DESCRIPTION OF THE TASK |
Copy each line below exactly and leave the pictures out.

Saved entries
────────────────────────────────────────

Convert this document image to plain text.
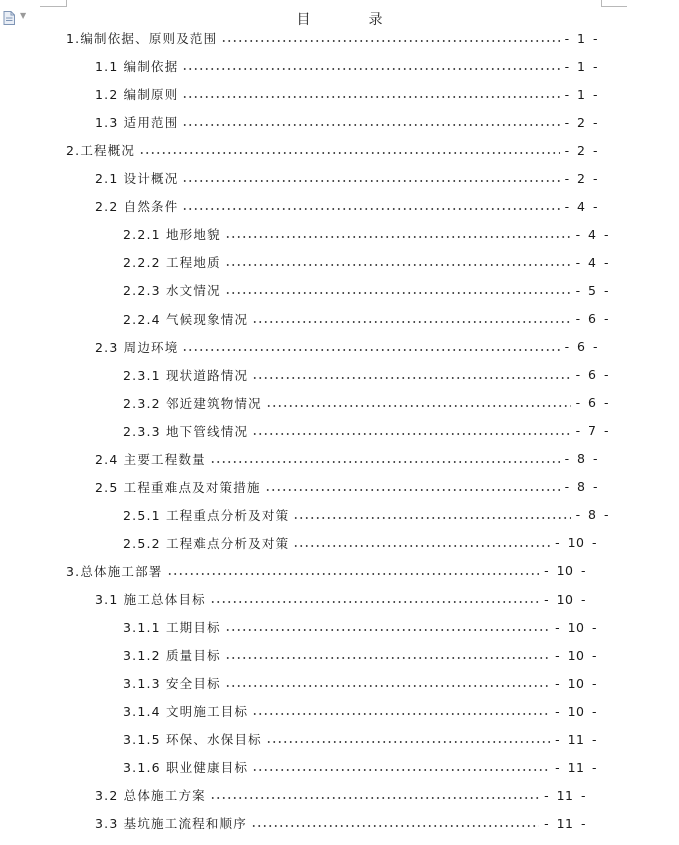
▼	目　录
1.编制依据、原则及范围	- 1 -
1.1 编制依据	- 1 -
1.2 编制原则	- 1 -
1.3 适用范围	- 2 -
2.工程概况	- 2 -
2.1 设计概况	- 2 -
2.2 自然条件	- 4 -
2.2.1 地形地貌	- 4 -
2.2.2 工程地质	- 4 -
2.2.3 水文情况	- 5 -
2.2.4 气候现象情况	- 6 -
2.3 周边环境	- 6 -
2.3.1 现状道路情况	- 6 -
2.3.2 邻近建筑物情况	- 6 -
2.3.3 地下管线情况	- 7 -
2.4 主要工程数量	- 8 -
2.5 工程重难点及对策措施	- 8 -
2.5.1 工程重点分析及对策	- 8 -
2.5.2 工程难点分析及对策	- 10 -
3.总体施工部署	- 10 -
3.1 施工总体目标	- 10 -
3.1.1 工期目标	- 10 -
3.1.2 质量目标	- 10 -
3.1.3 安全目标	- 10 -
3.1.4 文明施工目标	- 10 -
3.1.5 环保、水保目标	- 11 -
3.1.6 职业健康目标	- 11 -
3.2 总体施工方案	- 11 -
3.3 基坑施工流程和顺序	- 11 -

────────────────────────────────────────

REPLY TO THE TASK |
Convert this document image to plain text.
▼	目　录
1.编制依据、原则及范围	- 1 -
1.1 编制依据	- 1 -
1.2 编制原则	- 1 -
1.3 适用范围	- 2 -
2.工程概况	- 2 -
2.1 设计概况	- 2 -
2.2 自然条件	- 4 -
2.2.1 地形地貌	- 4 -
2.2.2 工程地质	- 4 -
2.2.3 水文情况	- 5 -
2.2.4 气候现象情况	- 6 -
2.3 周边环境	- 6 -
2.3.1 现状道路情况	- 6 -
2.3.2 邻近建筑物情况	- 6 -
2.3.3 地下管线情况	- 7 -
2.4 主要工程数量	- 8 -
2.5 工程重难点及对策措施	- 8 -
2.5.1 工程重点分析及对策	- 8 -
2.5.2 工程难点分析及对策	- 10 -
3.总体施工部署	- 10 -
3.1 施工总体目标	- 10 -
3.1.1 工期目标	- 10 -
3.1.2 质量目标	- 10 -
3.1.3 安全目标	- 10 -
3.1.4 文明施工目标	- 10 -
3.1.5 环保、水保目标	- 11 -
3.1.6 职业健康目标	- 11 -
3.2 总体施工方案	- 11 -
3.3 基坑施工流程和顺序	- 11 -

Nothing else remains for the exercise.